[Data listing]
++++
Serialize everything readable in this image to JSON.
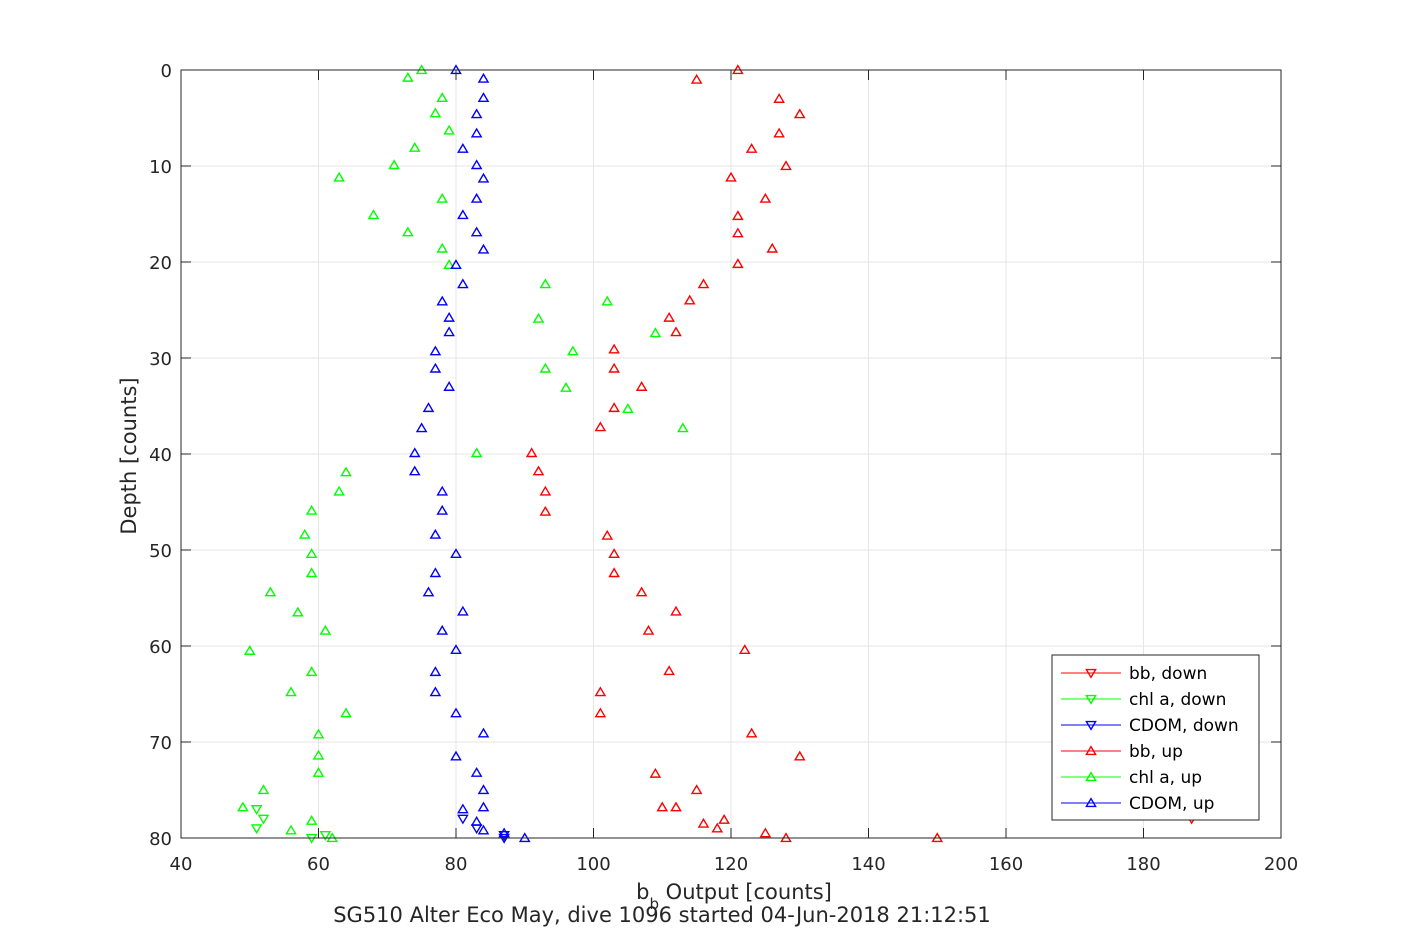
{
  "chart_data": {
    "type": "scatter",
    "title": "",
    "xlabel_main": "b",
    "xlabel_sub": "b",
    "xlabel_rest": " Output [counts]",
    "caption": "SG510 Alter Eco May, dive 1096 started 04-Jun-2018 21:12:51",
    "ylabel": "Depth [counts]",
    "xlim": [
      40,
      200
    ],
    "ylim": [
      0,
      80
    ],
    "y_reversed": true,
    "grid": true,
    "legend_position": "bottom-right",
    "x_ticks": [
      "40",
      "60",
      "80",
      "100",
      "120",
      "140",
      "160",
      "180",
      "200"
    ],
    "y_ticks": [
      "0",
      "10",
      "20",
      "30",
      "40",
      "50",
      "60",
      "70",
      "80"
    ],
    "series": [
      {
        "name": "bb, down",
        "color": "#ff0000",
        "marker": "triangle-down",
        "points": [
          [
            187,
            78
          ]
        ]
      },
      {
        "name": "chl a, down",
        "color": "#00ff00",
        "marker": "triangle-down",
        "points": [
          [
            51,
            77
          ],
          [
            52,
            78
          ],
          [
            51,
            79
          ],
          [
            61,
            79.7
          ],
          [
            59,
            80
          ]
        ]
      },
      {
        "name": "CDOM, down",
        "color": "#0000ff",
        "marker": "triangle-down",
        "points": [
          [
            81,
            78
          ],
          [
            83,
            79
          ],
          [
            87,
            79.7
          ],
          [
            87,
            80
          ]
        ]
      },
      {
        "name": "bb, up",
        "color": "#ff0000",
        "marker": "triangle-up",
        "points": [
          [
            121,
            0
          ],
          [
            115,
            1
          ],
          [
            127,
            3
          ],
          [
            130,
            4.6
          ],
          [
            127,
            6.6
          ],
          [
            123,
            8.2
          ],
          [
            128,
            10
          ],
          [
            120,
            11.2
          ],
          [
            125,
            13.4
          ],
          [
            121,
            15.2
          ],
          [
            121,
            17
          ],
          [
            126,
            18.6
          ],
          [
            121,
            20.2
          ],
          [
            116,
            22.3
          ],
          [
            114,
            24
          ],
          [
            111,
            25.8
          ],
          [
            112,
            27.3
          ],
          [
            103,
            29.1
          ],
          [
            103,
            31.1
          ],
          [
            107,
            33
          ],
          [
            103,
            35.2
          ],
          [
            101,
            37.2
          ],
          [
            91,
            39.9
          ],
          [
            92,
            41.8
          ],
          [
            93,
            43.9
          ],
          [
            93,
            46
          ],
          [
            102,
            48.5
          ],
          [
            103,
            50.4
          ],
          [
            103,
            52.4
          ],
          [
            107,
            54.4
          ],
          [
            112,
            56.4
          ],
          [
            108,
            58.4
          ],
          [
            122,
            60.4
          ],
          [
            111,
            62.6
          ],
          [
            101,
            64.8
          ],
          [
            101,
            67
          ],
          [
            123,
            69.1
          ],
          [
            130,
            71.5
          ],
          [
            109,
            73.3
          ],
          [
            115,
            75
          ],
          [
            110,
            76.8
          ],
          [
            112,
            76.8
          ],
          [
            119,
            78.1
          ],
          [
            116,
            78.5
          ],
          [
            118,
            79
          ],
          [
            125,
            79.5
          ],
          [
            128,
            80
          ],
          [
            150,
            80
          ]
        ]
      },
      {
        "name": "chl a, up",
        "color": "#00ff00",
        "marker": "triangle-up",
        "points": [
          [
            75,
            0
          ],
          [
            73,
            0.8
          ],
          [
            78,
            2.9
          ],
          [
            77,
            4.5
          ],
          [
            79,
            6.3
          ],
          [
            74,
            8.1
          ],
          [
            71,
            9.9
          ],
          [
            63,
            11.2
          ],
          [
            78,
            13.4
          ],
          [
            68,
            15.1
          ],
          [
            73,
            16.9
          ],
          [
            78,
            18.6
          ],
          [
            79,
            20.3
          ],
          [
            93,
            22.3
          ],
          [
            102,
            24.1
          ],
          [
            92,
            25.9
          ],
          [
            109,
            27.4
          ],
          [
            97,
            29.3
          ],
          [
            93,
            31.1
          ],
          [
            96,
            33.1
          ],
          [
            105,
            35.3
          ],
          [
            113,
            37.3
          ],
          [
            83,
            39.9
          ],
          [
            64,
            41.9
          ],
          [
            63,
            43.9
          ],
          [
            59,
            45.9
          ],
          [
            58,
            48.4
          ],
          [
            59,
            50.4
          ],
          [
            59,
            52.4
          ],
          [
            53,
            54.4
          ],
          [
            57,
            56.5
          ],
          [
            61,
            58.4
          ],
          [
            50,
            60.5
          ],
          [
            59,
            62.7
          ],
          [
            56,
            64.8
          ],
          [
            64,
            67
          ],
          [
            60,
            69.2
          ],
          [
            60,
            71.4
          ],
          [
            60,
            73.2
          ],
          [
            52,
            75
          ],
          [
            49,
            76.8
          ],
          [
            59,
            78.2
          ],
          [
            56,
            79.2
          ],
          [
            62,
            80
          ]
        ]
      },
      {
        "name": "CDOM, up",
        "color": "#0000ff",
        "marker": "triangle-up",
        "points": [
          [
            80,
            0
          ],
          [
            84,
            0.9
          ],
          [
            84,
            2.9
          ],
          [
            83,
            4.6
          ],
          [
            83,
            6.6
          ],
          [
            81,
            8.2
          ],
          [
            83,
            9.9
          ],
          [
            84,
            11.3
          ],
          [
            83,
            13.4
          ],
          [
            81,
            15.1
          ],
          [
            83,
            16.9
          ],
          [
            84,
            18.7
          ],
          [
            80,
            20.3
          ],
          [
            81,
            22.3
          ],
          [
            78,
            24.1
          ],
          [
            79,
            25.8
          ],
          [
            79,
            27.3
          ],
          [
            77,
            29.3
          ],
          [
            77,
            31.1
          ],
          [
            79,
            33
          ],
          [
            76,
            35.2
          ],
          [
            75,
            37.3
          ],
          [
            74,
            39.9
          ],
          [
            74,
            41.8
          ],
          [
            78,
            43.9
          ],
          [
            78,
            45.9
          ],
          [
            77,
            48.4
          ],
          [
            80,
            50.4
          ],
          [
            77,
            52.4
          ],
          [
            76,
            54.4
          ],
          [
            81,
            56.4
          ],
          [
            78,
            58.4
          ],
          [
            80,
            60.4
          ],
          [
            77,
            62.7
          ],
          [
            77,
            64.8
          ],
          [
            80,
            67
          ],
          [
            84,
            69.1
          ],
          [
            80,
            71.5
          ],
          [
            83,
            73.2
          ],
          [
            84,
            75
          ],
          [
            84,
            76.8
          ],
          [
            81,
            77
          ],
          [
            83,
            78.3
          ],
          [
            84,
            79.2
          ],
          [
            87,
            79.5
          ],
          [
            90,
            80
          ]
        ]
      }
    ]
  }
}
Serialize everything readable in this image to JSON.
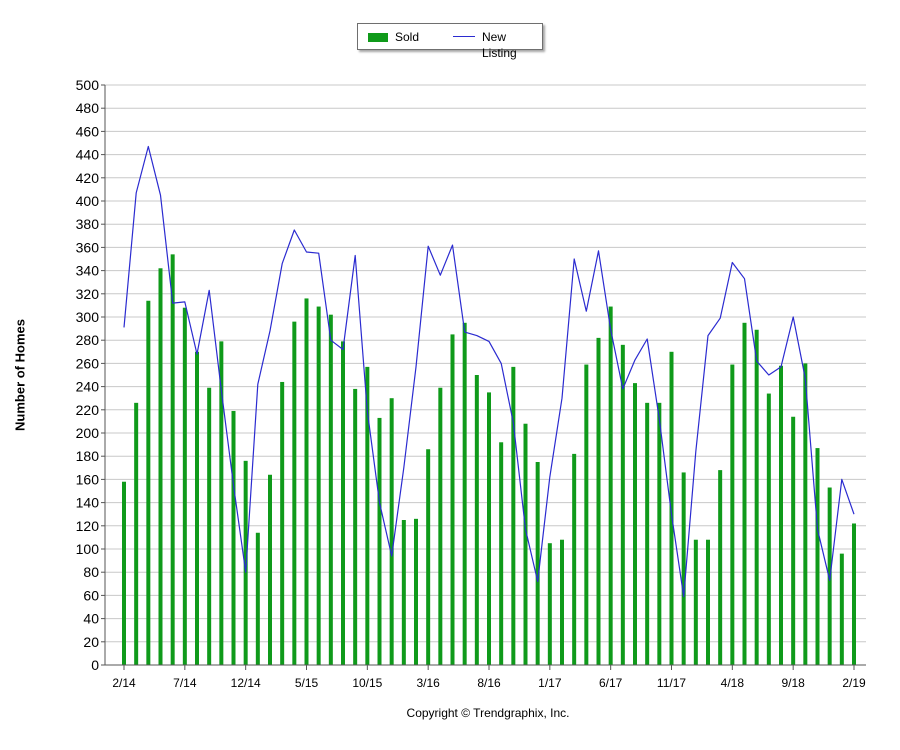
{
  "legend": {
    "sold_label": "Sold",
    "new_listing_label": "New Listing"
  },
  "copyright": "Copyright © Trendgraphix, Inc.",
  "colors": {
    "sold": "#0f9a1a",
    "new_listing": "#2b2bd0",
    "grid": "#c8c8c8",
    "axis": "#555555"
  },
  "chart_data": {
    "type": "bar",
    "title": "",
    "xlabel": "",
    "ylabel": "Number of Homes",
    "ylim": [
      0,
      500
    ],
    "y_tick_step": 20,
    "grid": true,
    "legend_position": "top-center",
    "categories": [
      "2/14",
      "3/14",
      "4/14",
      "5/14",
      "6/14",
      "7/14",
      "8/14",
      "9/14",
      "10/14",
      "11/14",
      "12/14",
      "1/15",
      "2/15",
      "3/15",
      "4/15",
      "5/15",
      "6/15",
      "7/15",
      "8/15",
      "9/15",
      "10/15",
      "11/15",
      "12/15",
      "1/16",
      "2/16",
      "3/16",
      "4/16",
      "5/16",
      "6/16",
      "7/16",
      "8/16",
      "9/16",
      "10/16",
      "11/16",
      "12/16",
      "1/17",
      "2/17",
      "3/17",
      "4/17",
      "5/17",
      "6/17",
      "7/17",
      "8/17",
      "9/17",
      "10/17",
      "11/17",
      "12/17",
      "1/18",
      "2/18",
      "3/18",
      "4/18",
      "5/18",
      "6/18",
      "7/18",
      "8/18",
      "9/18",
      "10/18",
      "11/18",
      "12/18",
      "1/19",
      "2/19"
    ],
    "x_tick_labels": [
      "2/14",
      "7/14",
      "12/14",
      "5/15",
      "10/15",
      "3/16",
      "8/16",
      "1/17",
      "6/17",
      "11/17",
      "4/18",
      "9/18",
      "2/19"
    ],
    "series": [
      {
        "name": "Sold",
        "kind": "bar",
        "values": [
          158,
          226,
          314,
          342,
          354,
          308,
          270,
          239,
          279,
          219,
          176,
          114,
          164,
          244,
          296,
          316,
          309,
          302,
          279,
          238,
          257,
          213,
          230,
          125,
          126,
          186,
          239,
          285,
          295,
          250,
          235,
          192,
          257,
          208,
          175,
          105,
          108,
          182,
          259,
          282,
          309,
          276,
          243,
          226,
          226,
          270,
          166,
          108,
          108,
          168,
          259,
          295,
          289,
          234,
          258,
          214,
          260,
          187,
          153,
          96,
          122
        ]
      },
      {
        "name": "New Listing",
        "kind": "line",
        "values": [
          291,
          407,
          447,
          405,
          312,
          313,
          268,
          323,
          237,
          155,
          80,
          242,
          288,
          346,
          375,
          356,
          355,
          280,
          272,
          353,
          219,
          140,
          94,
          170,
          257,
          361,
          336,
          362,
          287,
          284,
          279,
          260,
          209,
          117,
          72,
          162,
          230,
          350,
          305,
          357,
          289,
          238,
          263,
          281,
          212,
          130,
          59,
          184,
          284,
          299,
          347,
          333,
          262,
          250,
          257,
          300,
          247,
          117,
          73,
          160,
          130
        ]
      }
    ]
  }
}
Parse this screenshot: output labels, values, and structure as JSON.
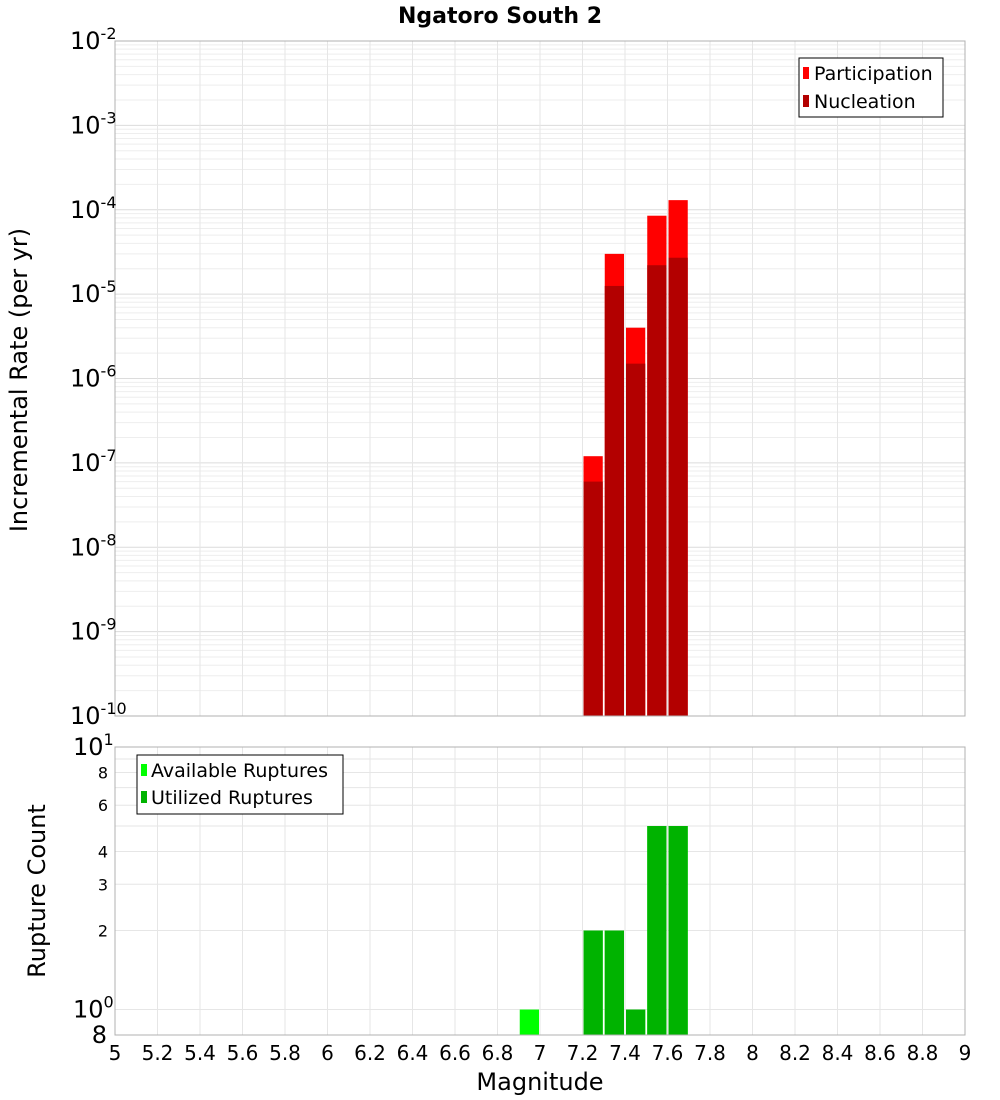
++++
> _Aim_
Copy each line of the data above that holds "name".

> _Written response_
        "name": "bb, down",
        "name": "chl a, down",
        "name": "CDOM, down",
        "name": "bb, up",
        "name": "chl a, up",
        "name": "CDOM, up",
        "name": "Sold",
        "name": "New Listing",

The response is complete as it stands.